- What the task asks
Type out the data exactly as given. Skip any image.

----- The input -----

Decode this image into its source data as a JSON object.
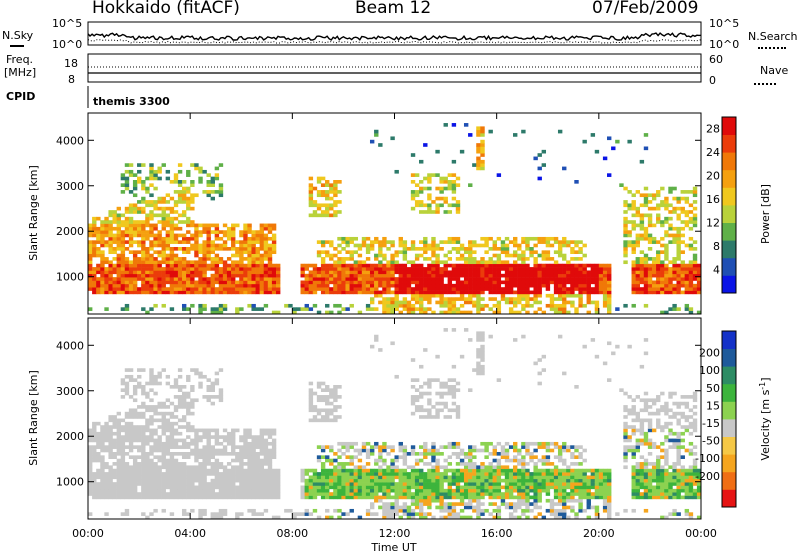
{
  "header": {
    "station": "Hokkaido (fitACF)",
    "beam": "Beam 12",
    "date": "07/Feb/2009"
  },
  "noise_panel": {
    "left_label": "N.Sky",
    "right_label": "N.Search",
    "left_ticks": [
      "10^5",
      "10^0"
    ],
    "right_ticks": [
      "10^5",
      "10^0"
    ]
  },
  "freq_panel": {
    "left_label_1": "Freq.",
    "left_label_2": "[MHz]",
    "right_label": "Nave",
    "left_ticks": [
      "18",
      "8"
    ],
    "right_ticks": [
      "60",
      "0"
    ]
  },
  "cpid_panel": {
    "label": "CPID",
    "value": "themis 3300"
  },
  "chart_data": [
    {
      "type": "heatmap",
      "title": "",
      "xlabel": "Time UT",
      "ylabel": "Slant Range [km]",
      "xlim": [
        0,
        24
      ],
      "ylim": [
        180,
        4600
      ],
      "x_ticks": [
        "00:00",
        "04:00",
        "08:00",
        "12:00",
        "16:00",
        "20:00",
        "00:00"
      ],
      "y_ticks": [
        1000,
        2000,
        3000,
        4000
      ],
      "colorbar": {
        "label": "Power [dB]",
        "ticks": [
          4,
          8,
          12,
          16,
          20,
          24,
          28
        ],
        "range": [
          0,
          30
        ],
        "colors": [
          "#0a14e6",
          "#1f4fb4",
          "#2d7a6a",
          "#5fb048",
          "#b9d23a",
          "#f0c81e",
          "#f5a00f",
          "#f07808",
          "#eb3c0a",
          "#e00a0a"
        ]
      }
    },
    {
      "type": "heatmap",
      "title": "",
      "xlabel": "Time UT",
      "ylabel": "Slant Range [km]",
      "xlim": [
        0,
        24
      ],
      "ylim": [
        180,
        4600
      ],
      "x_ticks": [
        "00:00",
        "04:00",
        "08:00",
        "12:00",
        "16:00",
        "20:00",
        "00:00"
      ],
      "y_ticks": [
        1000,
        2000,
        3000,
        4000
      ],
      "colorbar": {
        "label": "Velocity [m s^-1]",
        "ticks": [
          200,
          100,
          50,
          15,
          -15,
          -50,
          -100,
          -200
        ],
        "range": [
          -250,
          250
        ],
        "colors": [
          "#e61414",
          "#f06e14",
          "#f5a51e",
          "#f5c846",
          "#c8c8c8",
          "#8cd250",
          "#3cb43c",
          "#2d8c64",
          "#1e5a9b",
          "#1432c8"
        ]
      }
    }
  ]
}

-----

- Result for this task
Decode this image into its source data as a JSON object.
{
  "header": {
    "station": "Hokkaido (fitACF)",
    "beam": "Beam 12",
    "date": "07/Feb/2009"
  },
  "noise_panel": {
    "left_label": "N.Sky",
    "right_label": "N.Search",
    "left_ticks": [
      "10^5",
      "10^0"
    ],
    "right_ticks": [
      "10^5",
      "10^0"
    ]
  },
  "freq_panel": {
    "left_label_1": "Freq.",
    "left_label_2": "[MHz]",
    "right_label": "Nave",
    "left_ticks": [
      "18",
      "8"
    ],
    "right_ticks": [
      "60",
      "0"
    ]
  },
  "cpid_panel": {
    "label": "CPID",
    "value": "themis 3300"
  },
  "chart_data": [
    {
      "type": "heatmap",
      "title": "",
      "xlabel": "Time UT",
      "ylabel": "Slant Range [km]",
      "xlim": [
        0,
        24
      ],
      "ylim": [
        180,
        4600
      ],
      "x_ticks": [
        "00:00",
        "04:00",
        "08:00",
        "12:00",
        "16:00",
        "20:00",
        "00:00"
      ],
      "y_ticks": [
        1000,
        2000,
        3000,
        4000
      ],
      "colorbar": {
        "label": "Power [dB]",
        "ticks": [
          4,
          8,
          12,
          16,
          20,
          24,
          28
        ],
        "range": [
          0,
          30
        ],
        "colors": [
          "#0a14e6",
          "#1f4fb4",
          "#2d7a6a",
          "#5fb048",
          "#b9d23a",
          "#f0c81e",
          "#f5a00f",
          "#f07808",
          "#eb3c0a",
          "#e00a0a"
        ]
      }
    },
    {
      "type": "heatmap",
      "title": "",
      "xlabel": "Time UT",
      "ylabel": "Slant Range [km]",
      "xlim": [
        0,
        24
      ],
      "ylim": [
        180,
        4600
      ],
      "x_ticks": [
        "00:00",
        "04:00",
        "08:00",
        "12:00",
        "16:00",
        "20:00",
        "00:00"
      ],
      "y_ticks": [
        1000,
        2000,
        3000,
        4000
      ],
      "colorbar": {
        "label": "Velocity [m s^-1]",
        "ticks": [
          200,
          100,
          50,
          15,
          -15,
          -50,
          -100,
          -200
        ],
        "range": [
          -250,
          250
        ],
        "colors": [
          "#e61414",
          "#f06e14",
          "#f5a51e",
          "#f5c846",
          "#c8c8c8",
          "#8cd250",
          "#3cb43c",
          "#2d8c64",
          "#1e5a9b",
          "#1432c8"
        ]
      }
    }
  ]
}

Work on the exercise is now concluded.